* YOUR OBJECTIVE:
Copy each line of the data below with the word "Utilize".

* THE INPUT:
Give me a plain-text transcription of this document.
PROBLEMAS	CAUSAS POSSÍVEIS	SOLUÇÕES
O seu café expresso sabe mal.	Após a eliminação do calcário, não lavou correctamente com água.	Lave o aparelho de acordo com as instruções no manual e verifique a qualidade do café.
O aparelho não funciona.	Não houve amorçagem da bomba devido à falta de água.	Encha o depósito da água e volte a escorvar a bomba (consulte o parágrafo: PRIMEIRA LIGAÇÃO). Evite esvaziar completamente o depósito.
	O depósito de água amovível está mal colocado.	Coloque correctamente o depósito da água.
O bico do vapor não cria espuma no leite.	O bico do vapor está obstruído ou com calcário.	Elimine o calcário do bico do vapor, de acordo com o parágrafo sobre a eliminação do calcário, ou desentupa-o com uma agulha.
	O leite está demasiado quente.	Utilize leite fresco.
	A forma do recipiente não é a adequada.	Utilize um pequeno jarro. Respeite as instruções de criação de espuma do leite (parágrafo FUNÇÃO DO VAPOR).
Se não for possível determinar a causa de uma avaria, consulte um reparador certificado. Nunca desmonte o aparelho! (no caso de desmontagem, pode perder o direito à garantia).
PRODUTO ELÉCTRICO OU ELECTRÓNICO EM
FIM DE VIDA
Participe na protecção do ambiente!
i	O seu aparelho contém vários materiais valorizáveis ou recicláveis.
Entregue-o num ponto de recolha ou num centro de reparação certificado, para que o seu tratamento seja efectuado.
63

* EXERCISE RESPONSE:
	O leite está demasiado quente.	Utilize leite fresco.
	A forma do recipiente não é a adequada.	Utilize um pequeno jarro. Respeite as instruções de criação de espuma do leite (parágrafo FUNÇÃO DO VAPOR).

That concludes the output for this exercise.